#### [Aim of the exercise]
Copy out all lines carrying the word "icon".

#### [Task material]
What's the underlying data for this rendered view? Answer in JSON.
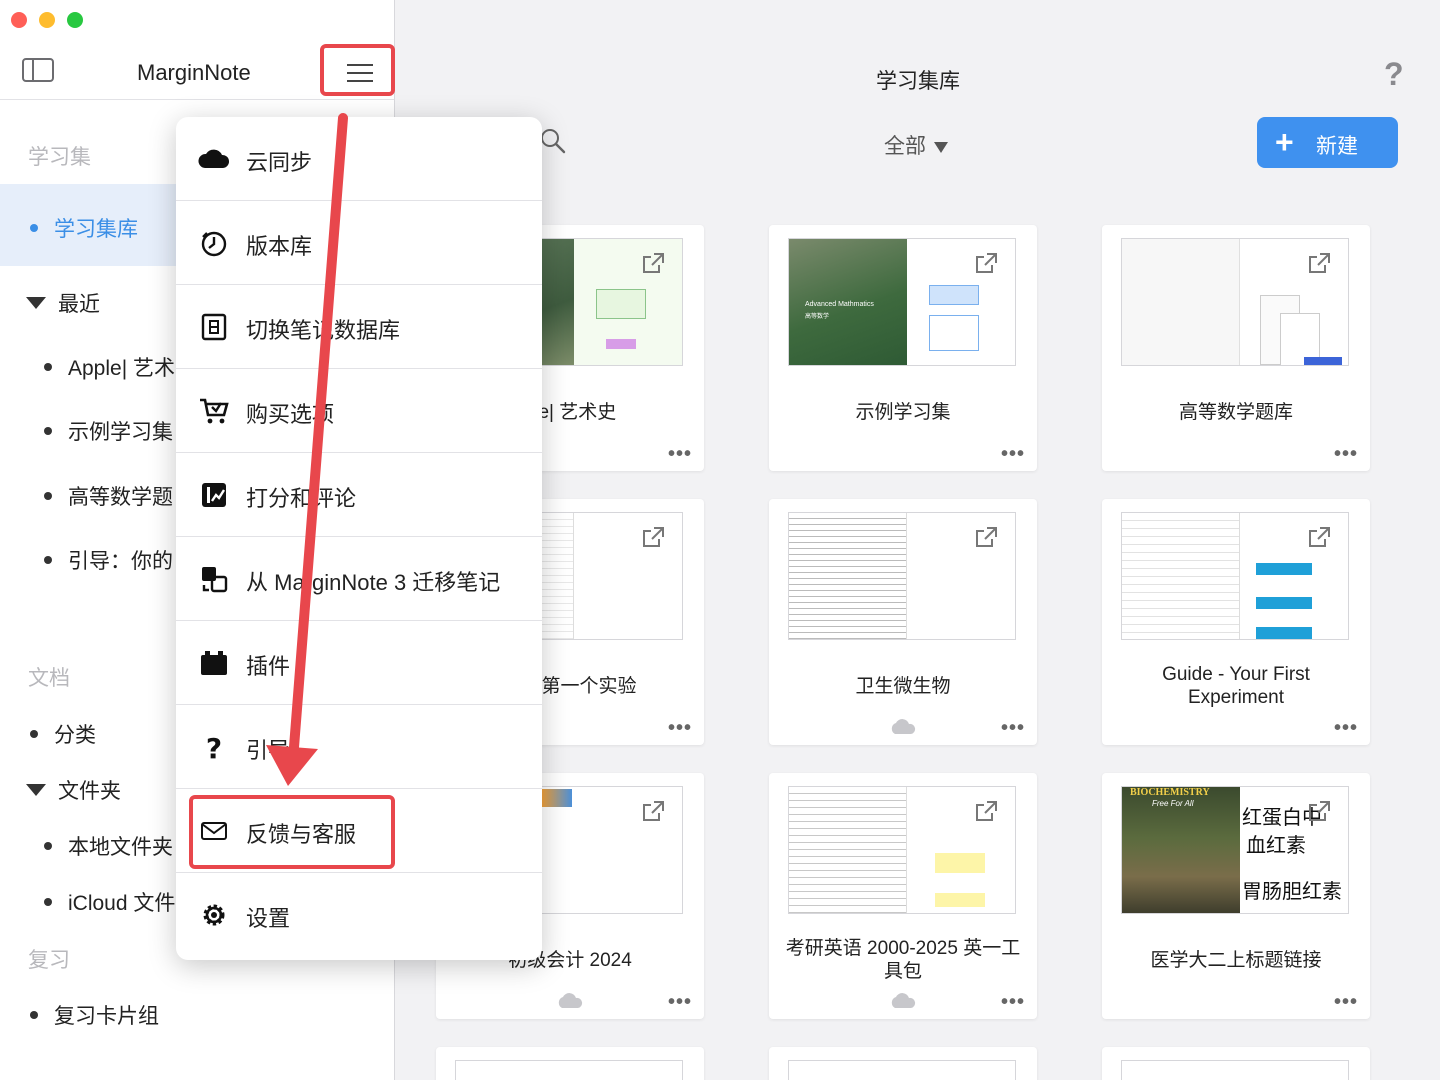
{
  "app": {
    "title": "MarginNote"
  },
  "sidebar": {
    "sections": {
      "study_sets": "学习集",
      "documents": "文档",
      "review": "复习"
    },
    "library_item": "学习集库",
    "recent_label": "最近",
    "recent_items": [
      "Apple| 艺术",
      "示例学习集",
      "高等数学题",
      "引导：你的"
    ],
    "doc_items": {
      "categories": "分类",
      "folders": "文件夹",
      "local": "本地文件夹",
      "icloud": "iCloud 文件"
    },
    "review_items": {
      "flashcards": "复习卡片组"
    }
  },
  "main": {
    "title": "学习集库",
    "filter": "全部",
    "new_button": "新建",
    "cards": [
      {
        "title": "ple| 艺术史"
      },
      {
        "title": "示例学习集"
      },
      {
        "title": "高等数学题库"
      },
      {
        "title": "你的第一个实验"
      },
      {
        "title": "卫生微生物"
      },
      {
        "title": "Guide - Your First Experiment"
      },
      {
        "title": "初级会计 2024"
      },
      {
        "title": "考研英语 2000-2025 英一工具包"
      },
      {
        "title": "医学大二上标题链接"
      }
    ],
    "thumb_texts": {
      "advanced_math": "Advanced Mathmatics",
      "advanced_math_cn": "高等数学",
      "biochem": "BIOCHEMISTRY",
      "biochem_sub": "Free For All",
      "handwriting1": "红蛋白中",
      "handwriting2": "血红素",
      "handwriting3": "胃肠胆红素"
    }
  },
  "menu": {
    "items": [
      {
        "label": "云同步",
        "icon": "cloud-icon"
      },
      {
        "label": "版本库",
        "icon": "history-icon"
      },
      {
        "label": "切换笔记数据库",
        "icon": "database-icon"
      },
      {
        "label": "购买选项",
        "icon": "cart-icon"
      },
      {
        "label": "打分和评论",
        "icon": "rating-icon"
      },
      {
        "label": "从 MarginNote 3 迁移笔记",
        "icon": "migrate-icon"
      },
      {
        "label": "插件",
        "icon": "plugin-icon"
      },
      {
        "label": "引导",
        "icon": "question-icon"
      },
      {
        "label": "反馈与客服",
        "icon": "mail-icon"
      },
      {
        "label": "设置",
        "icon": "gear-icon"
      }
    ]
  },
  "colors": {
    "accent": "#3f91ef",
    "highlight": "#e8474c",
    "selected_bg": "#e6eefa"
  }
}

#### [Response for this exercise]
        "icon": "cloud-icon"
        "icon": "history-icon"
        "icon": "database-icon"
        "icon": "cart-icon"
        "icon": "rating-icon"
        "icon": "migrate-icon"
        "icon": "plugin-icon"
        "icon": "question-icon"
        "icon": "mail-icon"
        "icon": "gear-icon"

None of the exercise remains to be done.